While nucleoside derivatives of the present invention are optimized for delivery across the gastrointestinal mucosa, these compounds can be efficacious when administered by other routes of administration including continuous (intravenous drip) topical parenteral, intramuscular, intravenous, subcutaneous, transdermal (which may include a penetration enhancement agent), buccal, nasal and suppository administration, among other routes of administration. Oral administration can be in the form of tablets, coated tablets, dragees, hard and soft gelatine capsules, solutions, emulsions, syrups, or suspensions

For the manufacture of pharmaceutical preparations, the nucleoside derivatives, as well as their pharmaceutically useable salts, can be formulated with a therapeutically inert, inorganic or organic excipient for the production of tablets, coated tablets, dragees, hard and soft gelatine capsules, solutions, emulsions or suspensions. The compounds of formula I can be formulated in admixture with a pharmaceutically acceptable carrier. For example, the compounds of the present invention can be administered orally as > pharmacologically acceptable salts. Because the compounds of the present invention are mostly water soluble, they can be administered intravenously in physiological saline solution (e.g., buffered to a pH of about 7.2 to 7.5). Conventional buffers such as phosphates, bicarbonates or citrates can be used in the present compositions. Suitable excipients for tablets, coated tablets, dragees, and hard gelatin capsules are, for example, lactose, corn starch and derivatives thereof, talc, and stearic acid or its salts. If desired, the tablets or capsules may be enteric-coated or sustained release by standard techniques. Suitable excipients for soft gelatine capsules are, for example, vegetable oils, waxes, fats, semi-solid and liquid polyols. Suitable excipients for injection solutions are, for example, water, saline, alcohols, polyols, glycerin or vegetable oils. Suitable excipients for suppositories are, for example, natural and hardened oils, waxes, fats, semi-liquid or liquid polyols. Suitable excipients for solutions and syrups for enteral use are, for example, water, polyols, saccharose, invert sugar and glucose. T he pharmaceutical preparations can also contain preservatives, solubilizers, stabilizers, wetting agents, emulsifiers, sweeteners, colorants, flavorants, salts for adjustment of the osmotic pressure, buffers, masking agents or antioxidants. The pharmaceutical preparations may also contain other therapeutically active agents known in the art. Suitable pharmaceutical carriers, excipients and their formulations are described in Remington: The Science and Practice of Pharmacy 1995, edited by E. W. Martin, Mack Publishing Company, 19th edition, Easton, Pennsylvania. Representative pharmaceutical formulations containing a compound of the present invention are described in Examples 13-15.
= = =
* Directions for this task *
Please carry on the passage on formulating the nucleoside derivatives from its last sentence. The data that comes next is not needed for this work.
= = =
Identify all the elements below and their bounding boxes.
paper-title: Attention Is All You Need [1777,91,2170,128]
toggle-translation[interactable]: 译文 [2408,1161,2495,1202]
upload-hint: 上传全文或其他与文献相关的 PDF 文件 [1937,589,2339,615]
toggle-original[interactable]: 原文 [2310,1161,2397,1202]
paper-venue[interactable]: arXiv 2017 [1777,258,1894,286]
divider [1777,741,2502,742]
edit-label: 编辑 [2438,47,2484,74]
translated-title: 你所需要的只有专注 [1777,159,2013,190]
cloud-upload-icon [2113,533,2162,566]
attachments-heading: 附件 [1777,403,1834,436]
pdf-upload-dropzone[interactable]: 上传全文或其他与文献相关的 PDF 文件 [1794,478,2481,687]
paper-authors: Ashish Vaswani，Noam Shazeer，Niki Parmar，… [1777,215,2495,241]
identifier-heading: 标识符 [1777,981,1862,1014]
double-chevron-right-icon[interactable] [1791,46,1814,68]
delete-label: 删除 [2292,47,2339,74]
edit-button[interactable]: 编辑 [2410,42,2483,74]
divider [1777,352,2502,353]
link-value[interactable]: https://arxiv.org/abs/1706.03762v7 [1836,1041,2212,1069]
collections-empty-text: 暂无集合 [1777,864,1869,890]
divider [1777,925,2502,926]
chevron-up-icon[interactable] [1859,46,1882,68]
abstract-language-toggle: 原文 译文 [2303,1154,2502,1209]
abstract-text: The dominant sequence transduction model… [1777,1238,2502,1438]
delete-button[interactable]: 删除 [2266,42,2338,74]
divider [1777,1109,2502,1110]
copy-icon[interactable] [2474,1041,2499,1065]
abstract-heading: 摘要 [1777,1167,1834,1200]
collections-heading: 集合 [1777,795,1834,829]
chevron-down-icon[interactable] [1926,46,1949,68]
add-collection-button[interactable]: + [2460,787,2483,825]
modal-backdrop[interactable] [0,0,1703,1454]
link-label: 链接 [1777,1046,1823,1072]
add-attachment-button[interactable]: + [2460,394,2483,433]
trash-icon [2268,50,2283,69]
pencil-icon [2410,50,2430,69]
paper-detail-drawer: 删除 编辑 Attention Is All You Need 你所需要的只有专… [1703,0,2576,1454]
= = =
* Result of the exercise *
One of ordinary skill in the formulations art will also take advantage of favorable physical and pharmacokinetic parameters of the prodrug forms, where in delivering the present compounds to targeted site within the host organism or patient to maximize the intended effect of the compound. A skilled formulation scientist may modify the formulations within the teachings of the specification to provide numerous formulations for a particular route of administration without rendering the compositions of the present invention unstable or compromising their therapeutic activity.

In particular, the modification of the present compounds to render them more soluble in water or other vehicle, for example, may be easily accomplished by minor modifications (salt formulation, esterification, etc.) which are well within the ordinary skill in the art. It is also well within the ordinary skill of the art to modify the route of administration and dosage regimen of a particular compound in order to manage the pharmacokinetics of the present compounds for maximum beneficial effect in patients.

The dosage can vary within wide limits and will, of course, be adjusted to the individual requirements in each particular case. For oral administration, a daily dosage of between about 0.01 and about 100 mg/kg body weight per day should be appropriate in monotherapy and/or in combination therapy. A preferred daily dosage is between about 0.1 and about 300 mg/kg body weight, more preferred 1 and about 100 mg/kg body weight and most preferred 1.0 and about 50 mg/kg body weight per day. A typical preparation will contain from about 5% to about 95% active compound (w/w). The daily dosage can be administered as a single dosage or in divided dosages, typically between 1 and 5 dosages per day.

The pharmaceutical preparations are preferably in unit dosage forms. In such form, the preparation is subdivided into unit doses containing appropriate quantities of the active component. The unit dosage form can be a packaged preparation, the package containing discrete quantities of preparation, such as packeted tablets, capsules, and powders in vials or ampoules. Also, the unit dosage form can be a capsule, tablet, cachet, or lozenge itself, or it can be the appropriate number of any of these in packaged form.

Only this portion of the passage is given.